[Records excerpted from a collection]
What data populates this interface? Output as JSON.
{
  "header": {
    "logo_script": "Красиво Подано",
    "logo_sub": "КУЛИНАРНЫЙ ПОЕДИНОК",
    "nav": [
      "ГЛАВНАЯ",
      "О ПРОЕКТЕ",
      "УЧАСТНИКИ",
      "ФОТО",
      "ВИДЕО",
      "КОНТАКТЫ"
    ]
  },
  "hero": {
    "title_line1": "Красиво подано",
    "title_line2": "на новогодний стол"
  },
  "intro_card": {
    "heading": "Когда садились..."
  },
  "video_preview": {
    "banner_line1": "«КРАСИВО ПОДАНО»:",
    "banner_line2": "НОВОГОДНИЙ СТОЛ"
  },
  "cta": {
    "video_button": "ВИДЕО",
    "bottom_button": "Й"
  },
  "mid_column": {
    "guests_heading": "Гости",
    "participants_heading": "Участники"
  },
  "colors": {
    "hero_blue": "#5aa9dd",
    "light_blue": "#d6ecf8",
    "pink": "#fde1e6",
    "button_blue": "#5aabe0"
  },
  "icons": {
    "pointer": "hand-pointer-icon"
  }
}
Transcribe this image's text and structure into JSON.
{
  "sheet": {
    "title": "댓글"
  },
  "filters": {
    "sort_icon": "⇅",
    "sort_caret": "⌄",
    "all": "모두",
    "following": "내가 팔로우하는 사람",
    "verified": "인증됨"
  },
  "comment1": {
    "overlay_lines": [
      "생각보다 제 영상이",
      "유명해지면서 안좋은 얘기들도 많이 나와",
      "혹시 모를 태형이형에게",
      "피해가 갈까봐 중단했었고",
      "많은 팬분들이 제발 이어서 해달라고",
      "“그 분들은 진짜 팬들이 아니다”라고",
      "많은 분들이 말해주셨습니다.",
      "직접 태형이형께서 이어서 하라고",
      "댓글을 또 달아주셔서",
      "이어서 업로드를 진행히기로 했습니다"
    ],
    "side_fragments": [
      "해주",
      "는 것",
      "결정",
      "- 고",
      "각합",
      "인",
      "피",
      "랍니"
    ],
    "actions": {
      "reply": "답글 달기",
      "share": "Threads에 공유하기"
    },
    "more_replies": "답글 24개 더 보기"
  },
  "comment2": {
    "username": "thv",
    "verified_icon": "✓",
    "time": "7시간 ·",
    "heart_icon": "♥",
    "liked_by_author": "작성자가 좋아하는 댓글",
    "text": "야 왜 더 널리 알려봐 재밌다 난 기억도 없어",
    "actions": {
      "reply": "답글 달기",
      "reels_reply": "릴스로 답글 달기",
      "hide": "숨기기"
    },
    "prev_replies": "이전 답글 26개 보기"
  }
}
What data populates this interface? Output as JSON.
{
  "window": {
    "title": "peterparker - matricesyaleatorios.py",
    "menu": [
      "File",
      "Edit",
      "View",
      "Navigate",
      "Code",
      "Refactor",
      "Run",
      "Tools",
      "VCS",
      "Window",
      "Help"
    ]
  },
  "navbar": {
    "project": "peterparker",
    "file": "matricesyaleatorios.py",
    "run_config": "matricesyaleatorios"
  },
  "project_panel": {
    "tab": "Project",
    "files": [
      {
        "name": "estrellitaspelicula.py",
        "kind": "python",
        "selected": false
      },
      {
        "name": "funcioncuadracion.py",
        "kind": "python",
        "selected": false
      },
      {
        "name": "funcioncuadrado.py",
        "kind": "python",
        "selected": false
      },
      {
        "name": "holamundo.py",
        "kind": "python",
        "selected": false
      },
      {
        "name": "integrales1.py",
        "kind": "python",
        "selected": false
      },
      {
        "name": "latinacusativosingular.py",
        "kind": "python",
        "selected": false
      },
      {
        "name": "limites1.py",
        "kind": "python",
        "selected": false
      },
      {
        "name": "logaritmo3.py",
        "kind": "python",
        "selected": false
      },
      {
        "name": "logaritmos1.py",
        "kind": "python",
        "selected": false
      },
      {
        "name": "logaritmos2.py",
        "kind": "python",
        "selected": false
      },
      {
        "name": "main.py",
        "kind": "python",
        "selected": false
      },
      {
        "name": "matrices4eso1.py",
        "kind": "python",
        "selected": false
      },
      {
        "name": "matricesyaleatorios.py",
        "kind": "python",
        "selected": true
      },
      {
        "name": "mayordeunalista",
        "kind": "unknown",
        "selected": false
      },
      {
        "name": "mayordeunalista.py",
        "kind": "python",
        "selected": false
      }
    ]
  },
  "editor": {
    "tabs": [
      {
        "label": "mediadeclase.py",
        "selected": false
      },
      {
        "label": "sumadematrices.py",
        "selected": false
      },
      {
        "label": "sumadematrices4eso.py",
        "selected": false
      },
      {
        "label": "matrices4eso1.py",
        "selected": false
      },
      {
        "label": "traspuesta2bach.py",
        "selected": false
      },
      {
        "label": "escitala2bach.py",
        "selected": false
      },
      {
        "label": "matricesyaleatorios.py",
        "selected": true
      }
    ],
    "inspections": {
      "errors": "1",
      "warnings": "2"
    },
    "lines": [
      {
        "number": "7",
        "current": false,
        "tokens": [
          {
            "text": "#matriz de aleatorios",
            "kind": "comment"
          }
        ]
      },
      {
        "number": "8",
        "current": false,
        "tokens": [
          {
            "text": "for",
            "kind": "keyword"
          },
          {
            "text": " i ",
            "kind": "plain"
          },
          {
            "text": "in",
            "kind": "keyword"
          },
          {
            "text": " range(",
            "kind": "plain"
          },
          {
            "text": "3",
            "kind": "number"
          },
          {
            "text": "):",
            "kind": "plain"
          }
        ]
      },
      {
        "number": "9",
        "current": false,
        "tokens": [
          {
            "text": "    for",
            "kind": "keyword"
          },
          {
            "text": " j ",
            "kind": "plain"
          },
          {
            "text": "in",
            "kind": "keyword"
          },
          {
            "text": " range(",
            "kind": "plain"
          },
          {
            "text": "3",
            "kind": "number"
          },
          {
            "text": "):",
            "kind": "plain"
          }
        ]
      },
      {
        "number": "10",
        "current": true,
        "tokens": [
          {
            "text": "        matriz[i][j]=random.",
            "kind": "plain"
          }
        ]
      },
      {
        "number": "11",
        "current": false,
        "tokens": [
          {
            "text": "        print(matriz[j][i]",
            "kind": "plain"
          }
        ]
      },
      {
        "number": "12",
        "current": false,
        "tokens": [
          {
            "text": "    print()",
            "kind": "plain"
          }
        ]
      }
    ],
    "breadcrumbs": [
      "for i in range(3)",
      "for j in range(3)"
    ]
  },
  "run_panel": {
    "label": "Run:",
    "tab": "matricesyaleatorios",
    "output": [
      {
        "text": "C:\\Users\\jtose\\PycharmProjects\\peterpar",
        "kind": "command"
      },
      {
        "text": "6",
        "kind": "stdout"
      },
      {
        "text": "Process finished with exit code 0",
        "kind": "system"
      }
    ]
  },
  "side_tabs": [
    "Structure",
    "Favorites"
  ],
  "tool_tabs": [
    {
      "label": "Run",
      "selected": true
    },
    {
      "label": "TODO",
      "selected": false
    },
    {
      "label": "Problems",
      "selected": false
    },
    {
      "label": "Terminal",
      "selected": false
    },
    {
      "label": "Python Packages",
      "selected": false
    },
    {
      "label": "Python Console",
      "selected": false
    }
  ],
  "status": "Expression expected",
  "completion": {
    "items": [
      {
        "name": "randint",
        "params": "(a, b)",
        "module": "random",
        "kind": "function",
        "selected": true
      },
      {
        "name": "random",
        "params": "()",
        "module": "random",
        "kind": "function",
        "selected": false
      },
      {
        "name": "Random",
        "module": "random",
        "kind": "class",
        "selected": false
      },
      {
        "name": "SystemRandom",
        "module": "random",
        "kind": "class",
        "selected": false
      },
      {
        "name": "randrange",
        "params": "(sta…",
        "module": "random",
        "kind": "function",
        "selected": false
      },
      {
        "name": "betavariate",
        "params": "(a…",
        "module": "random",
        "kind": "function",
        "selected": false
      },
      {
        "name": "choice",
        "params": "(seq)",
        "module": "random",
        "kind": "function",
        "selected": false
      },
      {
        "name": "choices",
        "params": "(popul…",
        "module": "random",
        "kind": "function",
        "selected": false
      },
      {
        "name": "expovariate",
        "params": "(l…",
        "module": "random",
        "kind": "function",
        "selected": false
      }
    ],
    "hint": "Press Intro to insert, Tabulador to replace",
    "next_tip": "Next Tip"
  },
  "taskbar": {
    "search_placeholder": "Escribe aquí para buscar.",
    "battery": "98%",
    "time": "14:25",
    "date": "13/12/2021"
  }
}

* **Task details**:
Give the count of lines holding the word "matriz", with no other words.

* **Output for this exercise**:
3